Descrição do problema →
Cita do excerto do texto, sem mudar nada, a parte que começa em "Felizmente o país" e termina em "brotoejas da primavera.".

Excerto do texto →
==================================================

Não admira que, neste jardim da Celeste à beira mar plantado, nesta nóvel e surpreendida “west coast” duma Europa que, paradoxalmente, não nos inveja, também se elevem uns murmúrios indignados quando se sabe da reforma de um desses prodígios do capitalismo que por cá vicejam. Imaginem um pequeno accionista desse banco a quem o dr Vara vai agora oferecer o seu talento prodigioso, que viu a sua carteira encolher como “peau de chagrin” graças à chicana guerrilheira de meia dúzia de barões da finança, saber que os ex-dirigentes expulsos manu militari da direcção da instituição levam para casa um mais que confortável pé de meia, aliás dois pés, vários pés enfim uma centopeia inteira de meias grandes e cheias de cacauzinho...
Felizmente o país é de brandos costumes, as zangas acabam as mais das vezes num “é só fumaça” como dizia um imortal primeiro ministro do século passado. Alguma ardilosa leitora dirá que de todo o modo o escândalo é gordo. Poderá ser, poderá ser mas mesmo isso passa mais depressa que brotoejas da primavera.

==================================================

Dados de origem →
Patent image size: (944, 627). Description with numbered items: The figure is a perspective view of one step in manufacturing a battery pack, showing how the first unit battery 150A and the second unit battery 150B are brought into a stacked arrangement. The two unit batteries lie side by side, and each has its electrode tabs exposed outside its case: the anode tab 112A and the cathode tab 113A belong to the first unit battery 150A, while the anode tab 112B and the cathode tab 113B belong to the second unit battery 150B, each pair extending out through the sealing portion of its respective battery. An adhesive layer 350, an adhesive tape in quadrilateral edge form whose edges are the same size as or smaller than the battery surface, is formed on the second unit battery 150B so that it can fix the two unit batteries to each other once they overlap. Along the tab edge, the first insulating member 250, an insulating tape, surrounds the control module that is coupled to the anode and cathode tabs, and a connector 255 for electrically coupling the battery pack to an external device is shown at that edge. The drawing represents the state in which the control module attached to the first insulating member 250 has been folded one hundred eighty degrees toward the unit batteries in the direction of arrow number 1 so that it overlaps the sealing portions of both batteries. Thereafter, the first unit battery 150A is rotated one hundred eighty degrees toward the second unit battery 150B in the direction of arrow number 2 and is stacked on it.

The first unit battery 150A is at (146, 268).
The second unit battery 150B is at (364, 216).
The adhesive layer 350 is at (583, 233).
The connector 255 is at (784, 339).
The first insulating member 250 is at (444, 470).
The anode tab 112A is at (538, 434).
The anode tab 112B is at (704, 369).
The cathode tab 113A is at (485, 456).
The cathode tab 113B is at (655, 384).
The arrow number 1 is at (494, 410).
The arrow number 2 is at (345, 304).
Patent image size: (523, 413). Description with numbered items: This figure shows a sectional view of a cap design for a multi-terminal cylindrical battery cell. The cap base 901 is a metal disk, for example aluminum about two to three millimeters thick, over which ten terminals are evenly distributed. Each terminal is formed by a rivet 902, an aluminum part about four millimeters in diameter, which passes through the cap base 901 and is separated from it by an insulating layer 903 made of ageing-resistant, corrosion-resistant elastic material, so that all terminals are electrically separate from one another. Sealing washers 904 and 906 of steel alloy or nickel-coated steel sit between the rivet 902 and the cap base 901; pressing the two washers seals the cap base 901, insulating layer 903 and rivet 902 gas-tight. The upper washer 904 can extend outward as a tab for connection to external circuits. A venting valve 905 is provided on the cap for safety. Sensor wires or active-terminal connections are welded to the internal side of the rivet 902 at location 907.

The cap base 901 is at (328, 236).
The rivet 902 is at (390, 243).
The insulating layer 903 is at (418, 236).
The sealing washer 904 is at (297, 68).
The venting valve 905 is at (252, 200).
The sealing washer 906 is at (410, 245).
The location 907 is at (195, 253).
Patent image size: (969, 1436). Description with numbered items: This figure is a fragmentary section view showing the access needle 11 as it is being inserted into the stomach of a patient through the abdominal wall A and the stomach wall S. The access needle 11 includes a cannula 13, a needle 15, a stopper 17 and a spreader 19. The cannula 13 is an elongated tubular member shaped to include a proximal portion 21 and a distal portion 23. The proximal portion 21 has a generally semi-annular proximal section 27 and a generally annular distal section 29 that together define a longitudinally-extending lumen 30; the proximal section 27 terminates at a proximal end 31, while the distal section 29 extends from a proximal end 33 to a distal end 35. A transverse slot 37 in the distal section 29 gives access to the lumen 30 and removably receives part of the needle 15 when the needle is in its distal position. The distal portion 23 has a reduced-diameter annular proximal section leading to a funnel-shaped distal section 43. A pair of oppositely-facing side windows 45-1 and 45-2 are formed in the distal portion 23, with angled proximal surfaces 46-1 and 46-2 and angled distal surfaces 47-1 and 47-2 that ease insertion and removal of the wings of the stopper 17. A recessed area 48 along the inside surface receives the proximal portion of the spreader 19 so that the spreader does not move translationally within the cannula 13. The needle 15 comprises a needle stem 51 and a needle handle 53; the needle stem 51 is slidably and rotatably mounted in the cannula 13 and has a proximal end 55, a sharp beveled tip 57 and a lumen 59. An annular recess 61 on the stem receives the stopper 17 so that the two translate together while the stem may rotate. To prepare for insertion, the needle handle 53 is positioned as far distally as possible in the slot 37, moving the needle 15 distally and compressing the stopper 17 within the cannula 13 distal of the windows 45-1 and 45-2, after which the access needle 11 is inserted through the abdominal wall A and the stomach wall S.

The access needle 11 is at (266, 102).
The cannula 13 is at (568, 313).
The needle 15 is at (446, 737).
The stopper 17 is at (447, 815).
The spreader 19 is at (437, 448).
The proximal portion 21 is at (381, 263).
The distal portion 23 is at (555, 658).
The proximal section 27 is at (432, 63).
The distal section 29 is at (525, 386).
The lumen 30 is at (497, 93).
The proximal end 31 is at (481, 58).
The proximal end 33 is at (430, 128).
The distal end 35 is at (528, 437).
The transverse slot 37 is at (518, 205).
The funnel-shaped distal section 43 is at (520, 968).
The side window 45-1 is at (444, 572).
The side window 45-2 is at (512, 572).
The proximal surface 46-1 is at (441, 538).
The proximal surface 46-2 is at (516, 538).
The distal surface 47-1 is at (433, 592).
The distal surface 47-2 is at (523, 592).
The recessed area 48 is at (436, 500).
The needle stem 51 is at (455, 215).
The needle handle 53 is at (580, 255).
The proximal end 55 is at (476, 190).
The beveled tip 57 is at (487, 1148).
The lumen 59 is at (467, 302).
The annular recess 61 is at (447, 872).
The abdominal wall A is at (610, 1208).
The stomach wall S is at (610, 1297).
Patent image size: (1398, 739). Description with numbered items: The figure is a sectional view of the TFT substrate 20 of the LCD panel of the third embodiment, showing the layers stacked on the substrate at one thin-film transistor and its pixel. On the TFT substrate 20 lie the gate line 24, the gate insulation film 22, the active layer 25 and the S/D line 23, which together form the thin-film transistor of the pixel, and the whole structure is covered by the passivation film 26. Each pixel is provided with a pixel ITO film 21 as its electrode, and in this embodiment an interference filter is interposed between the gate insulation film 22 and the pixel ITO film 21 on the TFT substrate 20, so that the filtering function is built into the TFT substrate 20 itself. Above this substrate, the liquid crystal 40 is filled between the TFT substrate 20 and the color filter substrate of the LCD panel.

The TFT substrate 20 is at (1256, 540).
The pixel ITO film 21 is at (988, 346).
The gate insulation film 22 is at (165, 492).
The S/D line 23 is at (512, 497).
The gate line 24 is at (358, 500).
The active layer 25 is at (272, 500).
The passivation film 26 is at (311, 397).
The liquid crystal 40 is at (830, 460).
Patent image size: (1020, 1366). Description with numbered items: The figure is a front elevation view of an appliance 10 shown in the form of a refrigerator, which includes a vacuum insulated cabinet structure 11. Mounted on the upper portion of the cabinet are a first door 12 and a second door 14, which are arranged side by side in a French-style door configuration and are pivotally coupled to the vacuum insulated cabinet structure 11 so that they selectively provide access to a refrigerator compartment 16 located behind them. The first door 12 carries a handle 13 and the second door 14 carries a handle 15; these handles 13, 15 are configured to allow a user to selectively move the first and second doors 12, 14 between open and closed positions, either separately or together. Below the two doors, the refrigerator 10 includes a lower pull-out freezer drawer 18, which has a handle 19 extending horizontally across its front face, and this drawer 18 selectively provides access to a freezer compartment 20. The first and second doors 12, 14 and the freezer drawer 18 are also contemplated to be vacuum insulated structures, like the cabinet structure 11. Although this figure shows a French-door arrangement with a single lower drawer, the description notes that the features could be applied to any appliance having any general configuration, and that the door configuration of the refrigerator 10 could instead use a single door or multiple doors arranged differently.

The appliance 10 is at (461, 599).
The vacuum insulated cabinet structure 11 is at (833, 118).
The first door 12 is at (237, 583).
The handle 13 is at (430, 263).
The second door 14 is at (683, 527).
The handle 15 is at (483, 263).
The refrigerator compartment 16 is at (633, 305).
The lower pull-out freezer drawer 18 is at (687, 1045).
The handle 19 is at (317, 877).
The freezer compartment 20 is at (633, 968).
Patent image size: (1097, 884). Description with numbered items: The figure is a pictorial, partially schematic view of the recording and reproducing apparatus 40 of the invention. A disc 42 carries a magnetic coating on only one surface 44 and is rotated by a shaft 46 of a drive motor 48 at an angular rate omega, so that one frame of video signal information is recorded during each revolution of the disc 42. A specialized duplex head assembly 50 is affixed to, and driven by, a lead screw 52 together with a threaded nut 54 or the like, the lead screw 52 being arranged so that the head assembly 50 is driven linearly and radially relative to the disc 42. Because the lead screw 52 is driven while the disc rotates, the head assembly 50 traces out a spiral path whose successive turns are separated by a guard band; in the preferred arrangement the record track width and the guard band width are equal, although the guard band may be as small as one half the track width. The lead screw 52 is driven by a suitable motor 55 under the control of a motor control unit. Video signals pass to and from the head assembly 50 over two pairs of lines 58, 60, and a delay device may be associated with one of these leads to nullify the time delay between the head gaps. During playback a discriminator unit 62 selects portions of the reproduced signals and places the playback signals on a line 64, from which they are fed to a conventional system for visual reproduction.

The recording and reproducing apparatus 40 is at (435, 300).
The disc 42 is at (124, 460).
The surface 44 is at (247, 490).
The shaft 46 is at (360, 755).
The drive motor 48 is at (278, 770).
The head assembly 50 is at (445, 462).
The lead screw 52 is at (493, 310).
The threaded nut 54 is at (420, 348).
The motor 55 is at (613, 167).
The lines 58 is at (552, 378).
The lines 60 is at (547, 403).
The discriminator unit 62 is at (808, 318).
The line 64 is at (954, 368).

==================================================

Resposta escrita →
Felizmente o país é de brandos costumes, as zangas acabam as mais das vezes num “é só fumaça” como dizia um imortal primeiro ministro do século passado. Alguma ardilosa leitora dirá que de todo o modo o escândalo é gordo. Poderá ser, poderá ser mas mesmo isso passa mais depressa que brotoejas da primavera.